* _Raw records_
────────────────
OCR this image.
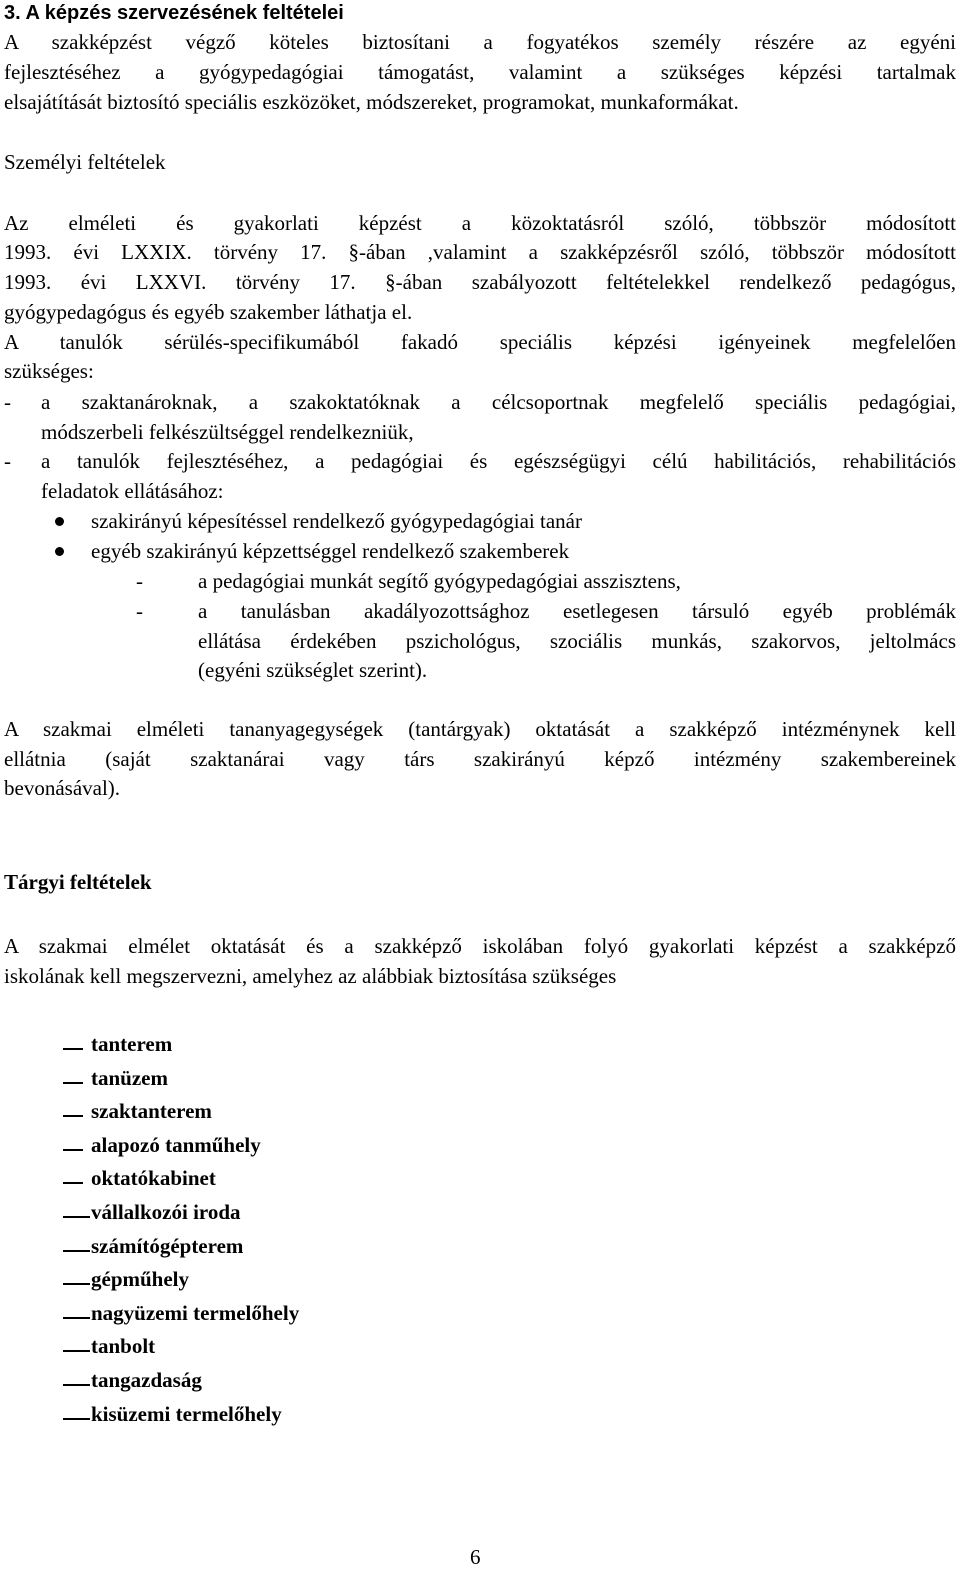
3. A képzés szervezésének feltételei
A szakképzést végző köteles biztosítani a fogyatékos személy részére az egyéni
fejlesztéséhez a gyógypedagógiai támogatást, valamint a szükséges képzési tartalmak
elsajátítását biztosító speciális eszközöket, módszereket, programokat, munkaformákat.
Személyi feltételek
Az elméleti és gyakorlati képzést a közoktatásról szóló, többször módosított
1993. évi LXXIX. törvény 17. §-ában ,valamint a szakképzésről szóló, többször módosított
1993. évi LXXVI. törvény 17. §-ában szabályozott feltételekkel rendelkező pedagógus,
gyógypedagógus és egyéb szakember láthatja el.
A tanulók sérülés-specifikumából fakadó speciális képzési igényeinek megfelelően
szükséges:
- a szaktanároknak, a szakoktatóknak a célcsoportnak megfelelő speciális pedagógiai,
módszerbeli felkészültséggel rendelkezniük,
- a tanulók fejlesztéséhez, a pedagógiai és egészségügyi célú habilitációs, rehabilitációs
feladatok ellátásához:
szakirányú képesítéssel rendelkező gyógypedagógiai tanár
egyéb szakirányú képzettséggel rendelkező szakemberek
-	a pedagógiai munkát segítő gyógypedagógiai asszisztens,
-	a tanulásban akadályozottsághoz esetlegesen társuló egyéb problémák
ellátása érdekében pszichológus, szociális munkás, szakorvos, jeltolmács
(egyéni szükséglet szerint).
A szakmai elméleti tananyagegységek (tantárgyak) oktatását a szakképző intézménynek kell
ellátnia (saját szaktanárai vagy társ szakirányú képző intézmény szakembereinek
bevonásával).
Tárgyi feltételek
A szakmai elmélet oktatását és a szakképző iskolában folyó gyakorlati képzést a szakképző
iskolának kell megszervezni, amelyhez az alábbiak biztosítása szükséges
tanterem
tanüzem
szaktanterem
alapozó tanműhely
oktatókabinet
vállalkozói iroda
számítógépterem
gépműhely
nagyüzemi termelőhely
tanbolt
tangazdaság
kisüzemi termelőhely
6
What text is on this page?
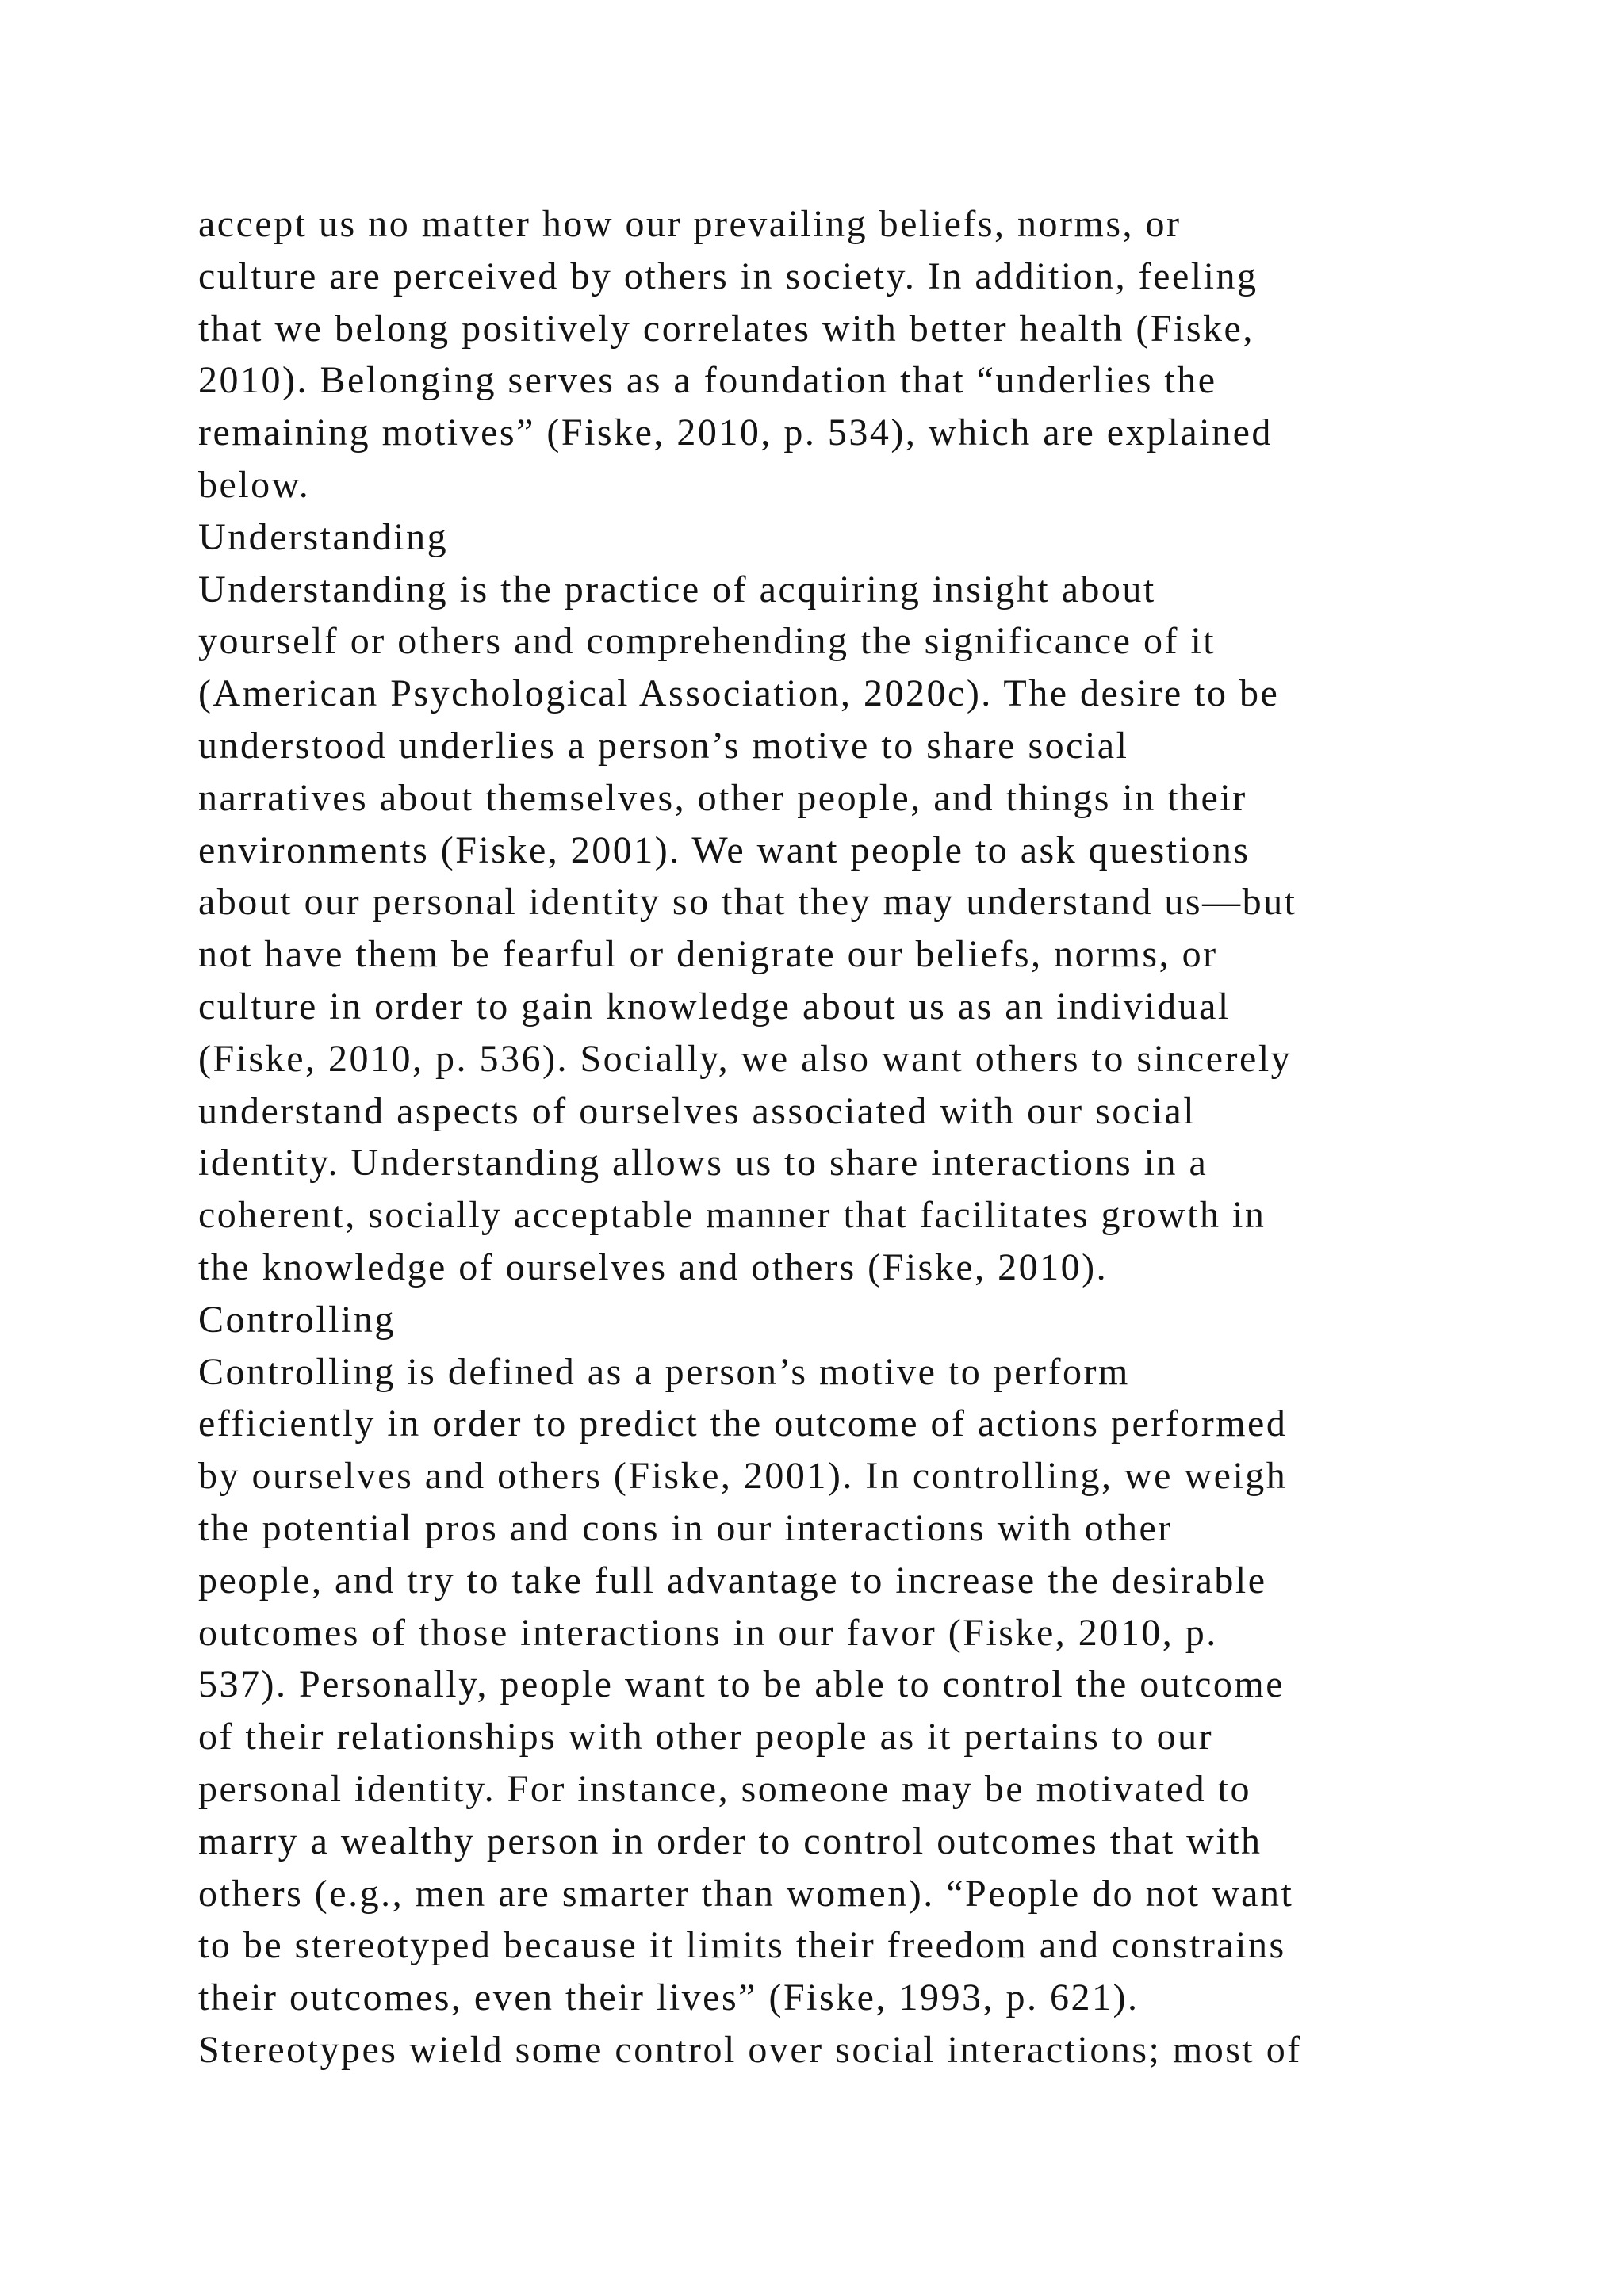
accept us no matter how our prevailing beliefs, norms, or
culture are perceived by others in society. In addition, feeling
that we belong positively correlates with better health (Fiske,
2010). Belonging serves as a foundation that “underlies the
remaining motives” (Fiske, 2010, p. 534), which are explained
below.
Understanding
Understanding is the practice of acquiring insight about
yourself or others and comprehending the significance of it
(American Psychological Association, 2020c). The desire to be
understood underlies a person’s motive to share social
narratives about themselves, other people, and things in their
environments (Fiske, 2001). We want people to ask questions
about our personal identity so that they may understand us—but
not have them be fearful or denigrate our beliefs, norms, or
culture in order to gain knowledge about us as an individual
(Fiske, 2010, p. 536). Socially, we also want others to sincerely
understand aspects of ourselves associated with our social
identity. Understanding allows us to share interactions in a
coherent, socially acceptable manner that facilitates growth in
the knowledge of ourselves and others (Fiske, 2010).
Controlling
Controlling is defined as a person’s motive to perform
efficiently in order to predict the outcome of actions performed
by ourselves and others (Fiske, 2001). In controlling, we weigh
the potential pros and cons in our interactions with other
people, and try to take full advantage to increase the desirable
outcomes of those interactions in our favor (Fiske, 2010, p.
537). Personally, people want to be able to control the outcome
of their relationships with other people as it pertains to our
personal identity. For instance, someone may be motivated to
marry a wealthy person in order to control outcomes that with
others (e.g., men are smarter than women). “People do not want
to be stereotyped because it limits their freedom and constrains
their outcomes, even their lives” (Fiske, 1993, p. 621).
Stereotypes wield some control over social interactions; most of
────────────────
* _Problem to work on_
In the copy, include all records verbatim but no images.

* _Response_
OCR this image.
3. A képzés szervezésének feltételei
A szakképzést végző köteles biztosítani a fogyatékos személy részére az egyéni
fejlesztéséhez a gyógypedagógiai támogatást, valamint a szükséges képzési tartalmak
elsajátítását biztosító speciális eszközöket, módszereket, programokat, munkaformákat.
Személyi feltételek
Az elméleti és gyakorlati képzést a közoktatásról szóló, többször módosított
1993. évi LXXIX. törvény 17. §-ában ,valamint a szakképzésről szóló, többször módosított
1993. évi LXXVI. törvény 17. §-ában szabályozott feltételekkel rendelkező pedagógus,
gyógypedagógus és egyéb szakember láthatja el.
A tanulók sérülés-specifikumából fakadó speciális képzési igényeinek megfelelően
szükséges:
- a szaktanároknak, a szakoktatóknak a célcsoportnak megfelelő speciális pedagógiai,
módszerbeli felkészültséggel rendelkezniük,
- a tanulók fejlesztéséhez, a pedagógiai és egészségügyi célú habilitációs, rehabilitációs
feladatok ellátásához:
szakirányú képesítéssel rendelkező gyógypedagógiai tanár
egyéb szakirányú képzettséggel rendelkező szakemberek
-	a pedagógiai munkát segítő gyógypedagógiai asszisztens,
-	a tanulásban akadályozottsághoz esetlegesen társuló egyéb problémák
ellátása érdekében pszichológus, szociális munkás, szakorvos, jeltolmács
(egyéni szükséglet szerint).
A szakmai elméleti tananyagegységek (tantárgyak) oktatását a szakképző intézménynek kell
ellátnia (saját szaktanárai vagy társ szakirányú képző intézmény szakembereinek
bevonásával).
Tárgyi feltételek
A szakmai elmélet oktatását és a szakképző iskolában folyó gyakorlati képzést a szakképző
iskolának kell megszervezni, amelyhez az alábbiak biztosítása szükséges
tanterem
tanüzem
szaktanterem
alapozó tanműhely
oktatókabinet
vállalkozói iroda
számítógépterem
gépműhely
nagyüzemi termelőhely
tanbolt
tangazdaság
kisüzemi termelőhely
6
What text is on this page?
accept us no matter how our prevailing beliefs, norms, or
culture are perceived by others in society. In addition, feeling
that we belong positively correlates with better health (Fiske,
2010). Belonging serves as a foundation that “underlies the
remaining motives” (Fiske, 2010, p. 534), which are explained
below.
Understanding
Understanding is the practice of acquiring insight about
yourself or others and comprehending the significance of it
(American Psychological Association, 2020c). The desire to be
understood underlies a person’s motive to share social
narratives about themselves, other people, and things in their
environments (Fiske, 2001). We want people to ask questions
about our personal identity so that they may understand us—but
not have them be fearful or denigrate our beliefs, norms, or
culture in order to gain knowledge about us as an individual
(Fiske, 2010, p. 536). Socially, we also want others to sincerely
understand aspects of ourselves associated with our social
identity. Understanding allows us to share interactions in a
coherent, socially acceptable manner that facilitates growth in
the knowledge of ourselves and others (Fiske, 2010).
Controlling
Controlling is defined as a person’s motive to perform
efficiently in order to predict the outcome of actions performed
by ourselves and others (Fiske, 2001). In controlling, we weigh
the potential pros and cons in our interactions with other
people, and try to take full advantage to increase the desirable
outcomes of those interactions in our favor (Fiske, 2010, p.
537). Personally, people want to be able to control the outcome
of their relationships with other people as it pertains to our
personal identity. For instance, someone may be motivated to
marry a wealthy person in order to control outcomes that with
others (e.g., men are smarter than women). “People do not want
to be stereotyped because it limits their freedom and constrains
their outcomes, even their lives” (Fiske, 1993, p. 621).
Stereotypes wield some control over social interactions; most of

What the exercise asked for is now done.